▶ _Listing_:
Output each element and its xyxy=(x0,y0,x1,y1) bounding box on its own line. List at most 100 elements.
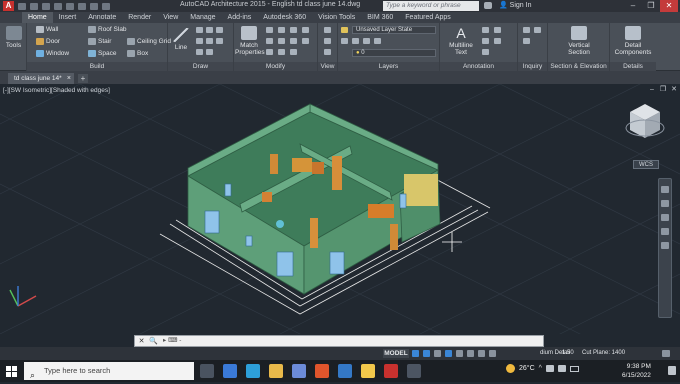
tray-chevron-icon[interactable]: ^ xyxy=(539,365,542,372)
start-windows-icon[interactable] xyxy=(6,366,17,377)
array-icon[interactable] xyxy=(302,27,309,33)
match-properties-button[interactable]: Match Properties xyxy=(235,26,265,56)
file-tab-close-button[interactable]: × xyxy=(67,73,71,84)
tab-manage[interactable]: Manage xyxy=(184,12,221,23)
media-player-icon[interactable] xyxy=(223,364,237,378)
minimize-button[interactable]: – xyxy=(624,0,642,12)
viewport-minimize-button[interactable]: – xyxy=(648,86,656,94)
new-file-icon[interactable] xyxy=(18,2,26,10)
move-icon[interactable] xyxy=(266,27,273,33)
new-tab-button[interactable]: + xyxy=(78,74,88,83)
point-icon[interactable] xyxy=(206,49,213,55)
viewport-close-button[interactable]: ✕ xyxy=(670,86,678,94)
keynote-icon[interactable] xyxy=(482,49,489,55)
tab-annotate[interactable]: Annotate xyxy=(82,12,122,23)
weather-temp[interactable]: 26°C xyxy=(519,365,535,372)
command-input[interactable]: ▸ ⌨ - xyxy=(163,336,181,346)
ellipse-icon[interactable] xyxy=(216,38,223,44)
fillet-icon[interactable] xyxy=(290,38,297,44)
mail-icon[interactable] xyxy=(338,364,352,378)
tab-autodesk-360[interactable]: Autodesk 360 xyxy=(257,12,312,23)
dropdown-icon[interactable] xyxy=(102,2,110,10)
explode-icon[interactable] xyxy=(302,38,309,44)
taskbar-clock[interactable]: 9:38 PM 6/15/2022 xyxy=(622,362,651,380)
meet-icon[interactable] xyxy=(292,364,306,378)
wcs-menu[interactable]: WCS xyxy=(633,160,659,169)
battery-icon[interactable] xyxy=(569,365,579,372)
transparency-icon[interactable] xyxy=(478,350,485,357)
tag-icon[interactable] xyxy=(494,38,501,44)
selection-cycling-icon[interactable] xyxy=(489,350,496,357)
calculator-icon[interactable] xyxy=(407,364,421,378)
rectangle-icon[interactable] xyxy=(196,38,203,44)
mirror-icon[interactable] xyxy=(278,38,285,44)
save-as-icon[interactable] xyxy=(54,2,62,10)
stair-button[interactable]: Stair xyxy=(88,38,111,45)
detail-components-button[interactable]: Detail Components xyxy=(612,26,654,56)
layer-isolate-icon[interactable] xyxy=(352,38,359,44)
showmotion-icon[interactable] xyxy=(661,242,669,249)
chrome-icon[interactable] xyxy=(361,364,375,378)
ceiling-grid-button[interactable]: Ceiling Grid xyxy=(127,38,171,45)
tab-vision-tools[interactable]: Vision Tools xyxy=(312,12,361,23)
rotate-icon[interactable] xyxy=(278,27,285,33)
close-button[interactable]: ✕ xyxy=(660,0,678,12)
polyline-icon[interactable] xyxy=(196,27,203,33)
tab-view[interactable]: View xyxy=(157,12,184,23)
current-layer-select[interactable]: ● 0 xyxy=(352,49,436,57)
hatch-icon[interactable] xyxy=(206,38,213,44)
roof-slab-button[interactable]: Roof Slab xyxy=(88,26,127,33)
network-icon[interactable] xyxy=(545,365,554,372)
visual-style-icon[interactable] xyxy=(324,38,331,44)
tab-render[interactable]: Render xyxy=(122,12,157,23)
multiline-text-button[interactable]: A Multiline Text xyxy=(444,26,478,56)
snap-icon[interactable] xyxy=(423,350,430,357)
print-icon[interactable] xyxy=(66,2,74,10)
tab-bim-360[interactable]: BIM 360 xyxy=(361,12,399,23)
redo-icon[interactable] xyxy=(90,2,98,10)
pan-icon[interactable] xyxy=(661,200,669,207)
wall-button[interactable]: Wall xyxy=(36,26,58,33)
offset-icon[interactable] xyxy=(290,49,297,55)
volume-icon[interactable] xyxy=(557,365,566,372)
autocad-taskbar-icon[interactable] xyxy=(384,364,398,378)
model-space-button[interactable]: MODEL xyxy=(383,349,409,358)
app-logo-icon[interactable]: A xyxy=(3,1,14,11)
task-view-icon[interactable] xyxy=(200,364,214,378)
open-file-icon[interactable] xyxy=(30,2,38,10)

▶ _Work to do_:
Copy the whole listing above character for character, but leave out the picture.

▶ _Response to the exercise_:
Output each element and its xyxy=(x0,y0,x1,y1) bounding box on its own line. List at most 100 elements.
tray-chevron-icon[interactable]: ^ xyxy=(539,365,542,372)
start-windows-icon[interactable] xyxy=(6,366,17,377)
array-icon[interactable] xyxy=(302,27,309,33)
match-properties-button[interactable]: Match Properties xyxy=(235,26,265,56)
file-tab-close-button[interactable]: × xyxy=(67,73,71,84)
tab-manage[interactable]: Manage xyxy=(184,12,221,23)
media-player-icon[interactable] xyxy=(223,364,237,378)
minimize-button[interactable]: – xyxy=(624,0,642,12)
viewport-minimize-button[interactable]: – xyxy=(648,86,656,94)
new-file-icon[interactable] xyxy=(18,2,26,10)
move-icon[interactable] xyxy=(266,27,273,33)
new-tab-button[interactable]: + xyxy=(78,74,88,83)
point-icon[interactable] xyxy=(206,49,213,55)
viewport-close-button[interactable]: ✕ xyxy=(670,86,678,94)
keynote-icon[interactable] xyxy=(482,49,489,55)
tab-annotate[interactable]: Annotate xyxy=(82,12,122,23)
weather-temp[interactable]: 26°C xyxy=(519,365,535,372)
command-input[interactable]: ▸ ⌨ - xyxy=(163,336,181,346)
ellipse-icon[interactable] xyxy=(216,38,223,44)
fillet-icon[interactable] xyxy=(290,38,297,44)
mail-icon[interactable] xyxy=(338,364,352,378)
tab-autodesk-360[interactable]: Autodesk 360 xyxy=(257,12,312,23)
dropdown-icon[interactable] xyxy=(102,2,110,10)
explode-icon[interactable] xyxy=(302,38,309,44)
taskbar-clock[interactable]: 9:38 PM 6/15/2022 xyxy=(622,362,651,380)
meet-icon[interactable] xyxy=(292,364,306,378)
wcs-menu[interactable]: WCS xyxy=(633,160,659,169)
battery-icon[interactable] xyxy=(569,365,579,372)
transparency-icon[interactable] xyxy=(478,350,485,357)
tag-icon[interactable] xyxy=(494,38,501,44)
selection-cycling-icon[interactable] xyxy=(489,350,496,357)
calculator-icon[interactable] xyxy=(407,364,421,378)
rectangle-icon[interactable] xyxy=(196,38,203,44)
mirror-icon[interactable] xyxy=(278,38,285,44)
save-as-icon[interactable] xyxy=(54,2,62,10)
stair-button[interactable]: Stair xyxy=(88,38,111,45)
detail-components-button[interactable]: Detail Components xyxy=(612,26,654,56)
layer-isolate-icon[interactable] xyxy=(352,38,359,44)
showmotion-icon[interactable] xyxy=(661,242,669,249)
chrome-icon[interactable] xyxy=(361,364,375,378)
ceiling-grid-button[interactable]: Ceiling Grid xyxy=(127,38,171,45)
tab-vision-tools[interactable]: Vision Tools xyxy=(312,12,361,23)
rotate-icon[interactable] xyxy=(278,27,285,33)
close-button[interactable]: ✕ xyxy=(660,0,678,12)
polyline-icon[interactable] xyxy=(196,27,203,33)
tab-view[interactable]: View xyxy=(157,12,184,23)
current-layer-select[interactable]: ● 0 xyxy=(352,49,436,57)
hatch-icon[interactable] xyxy=(206,38,213,44)
roof-slab-button[interactable]: Roof Slab xyxy=(88,26,127,33)
network-icon[interactable] xyxy=(545,365,554,372)
visual-style-icon[interactable] xyxy=(324,38,331,44)
tab-render[interactable]: Render xyxy=(122,12,157,23)
multiline-text-button[interactable]: A Multiline Text xyxy=(444,26,478,56)
snap-icon[interactable] xyxy=(423,350,430,357)
print-icon[interactable] xyxy=(66,2,74,10)
tab-bim-360[interactable]: BIM 360 xyxy=(361,12,399,23)
redo-icon[interactable] xyxy=(90,2,98,10)
pan-icon[interactable] xyxy=(661,200,669,207)
wall-button[interactable]: Wall xyxy=(36,26,58,33)
offset-icon[interactable] xyxy=(290,49,297,55)
volume-icon[interactable] xyxy=(557,365,566,372)
autocad-taskbar-icon[interactable] xyxy=(384,364,398,378)
model-space-button[interactable]: MODEL xyxy=(383,349,409,358)
app-logo-icon[interactable]: A xyxy=(3,1,14,11)
task-view-icon[interactable] xyxy=(200,364,214,378)
open-file-icon[interactable] xyxy=(30,2,38,10)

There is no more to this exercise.